=== EXTRACTED ENTRIES ===

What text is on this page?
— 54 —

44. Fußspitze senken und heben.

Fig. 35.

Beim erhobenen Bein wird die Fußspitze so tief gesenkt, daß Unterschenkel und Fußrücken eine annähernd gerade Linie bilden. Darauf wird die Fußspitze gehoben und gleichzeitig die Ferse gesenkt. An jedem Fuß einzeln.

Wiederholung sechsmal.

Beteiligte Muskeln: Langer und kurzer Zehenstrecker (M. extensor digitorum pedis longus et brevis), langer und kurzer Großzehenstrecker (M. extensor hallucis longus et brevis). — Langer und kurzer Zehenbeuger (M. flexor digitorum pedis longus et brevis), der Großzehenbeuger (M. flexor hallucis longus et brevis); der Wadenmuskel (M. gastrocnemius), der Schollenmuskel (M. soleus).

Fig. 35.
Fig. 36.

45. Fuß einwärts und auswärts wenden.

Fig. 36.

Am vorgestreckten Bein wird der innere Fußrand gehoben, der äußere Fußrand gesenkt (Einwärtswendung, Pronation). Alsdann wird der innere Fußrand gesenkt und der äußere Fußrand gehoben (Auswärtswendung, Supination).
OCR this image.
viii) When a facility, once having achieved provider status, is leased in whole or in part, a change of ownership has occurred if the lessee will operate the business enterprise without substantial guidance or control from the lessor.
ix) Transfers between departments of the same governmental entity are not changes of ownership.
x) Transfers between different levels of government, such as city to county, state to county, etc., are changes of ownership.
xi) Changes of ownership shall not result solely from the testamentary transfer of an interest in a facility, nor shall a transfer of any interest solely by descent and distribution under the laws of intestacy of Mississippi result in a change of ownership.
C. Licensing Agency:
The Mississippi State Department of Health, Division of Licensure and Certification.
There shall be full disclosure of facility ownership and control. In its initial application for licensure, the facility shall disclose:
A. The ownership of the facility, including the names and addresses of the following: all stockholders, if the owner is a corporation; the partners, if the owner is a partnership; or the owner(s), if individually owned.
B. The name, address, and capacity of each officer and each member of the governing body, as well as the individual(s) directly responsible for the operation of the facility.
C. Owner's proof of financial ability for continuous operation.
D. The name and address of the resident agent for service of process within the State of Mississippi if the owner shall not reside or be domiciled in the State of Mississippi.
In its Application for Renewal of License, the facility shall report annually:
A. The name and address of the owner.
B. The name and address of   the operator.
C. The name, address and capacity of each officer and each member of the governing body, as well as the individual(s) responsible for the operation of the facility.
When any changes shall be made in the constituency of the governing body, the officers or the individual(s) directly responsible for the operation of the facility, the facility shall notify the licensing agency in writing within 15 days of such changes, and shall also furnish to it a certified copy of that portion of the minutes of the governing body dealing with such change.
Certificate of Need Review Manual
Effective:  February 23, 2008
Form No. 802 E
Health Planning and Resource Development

===

DIRECTIONS FOR THIS TASK => Write the material out exactly, with nothing left out.

TASK RESPONSE =>
What text is on this page?
— 54 —

44. Fußspitze senken und heben.

Fig. 35.

Beim erhobenen Bein wird die Fußspitze so tief gesenkt, daß Unterschenkel und Fußrücken eine annähernd gerade Linie bilden. Darauf wird die Fußspitze gehoben und gleichzeitig die Ferse gesenkt. An jedem Fuß einzeln.

Wiederholung sechsmal.

Beteiligte Muskeln: Langer und kurzer Zehenstrecker (M. extensor digitorum pedis longus et brevis), langer und kurzer Großzehenstrecker (M. extensor hallucis longus et brevis). — Langer und kurzer Zehenbeuger (M. flexor digitorum pedis longus et brevis), der Großzehenbeuger (M. flexor hallucis longus et brevis); der Wadenmuskel (M. gastrocnemius), der Schollenmuskel (M. soleus).

Fig. 35.
Fig. 36.

45. Fuß einwärts und auswärts wenden.

Fig. 36.

Am vorgestreckten Bein wird der innere Fußrand gehoben, der äußere Fußrand gesenkt (Einwärtswendung, Pronation). Alsdann wird der innere Fußrand gesenkt und der äußere Fußrand gehoben (Auswärtswendung, Supination).
OCR this image.
viii) When a facility, once having achieved provider status, is leased in whole or in part, a change of ownership has occurred if the lessee will operate the business enterprise without substantial guidance or control from the lessor.
ix) Transfers between departments of the same governmental entity are not changes of ownership.
x) Transfers between different levels of government, such as city to county, state to county, etc., are changes of ownership.
xi) Changes of ownership shall not result solely from the testamentary transfer of an interest in a facility, nor shall a transfer of any interest solely by descent and distribution under the laws of intestacy of Mississippi result in a change of ownership.
C. Licensing Agency:
The Mississippi State Department of Health, Division of Licensure and Certification.
There shall be full disclosure of facility ownership and control. In its initial application for licensure, the facility shall disclose:
A. The ownership of the facility, including the names and addresses of the following: all stockholders, if the owner is a corporation; the partners, if the owner is a partnership; or the owner(s), if individually owned.
B. The name, address, and capacity of each officer and each member of the governing body, as well as the individual(s) directly responsible for the operation of the facility.
C. Owner's proof of financial ability for continuous operation.
D. The name and address of the resident agent for service of process within the State of Mississippi if the owner shall not reside or be domiciled in the State of Mississippi.
In its Application for Renewal of License, the facility shall report annually:
A. The name and address of the owner.
B. The name and address of   the operator.
C. The name, address and capacity of each officer and each member of the governing body, as well as the individual(s) responsible for the operation of the facility.
When any changes shall be made in the constituency of the governing body, the officers or the individual(s) directly responsible for the operation of the facility, the facility shall notify the licensing agency in writing within 15 days of such changes, and shall also furnish to it a certified copy of that portion of the minutes of the governing body dealing with such change.
Certificate of Need Review Manual
Effective:  February 23, 2008
Form No. 802 E
Health Planning and Resource Development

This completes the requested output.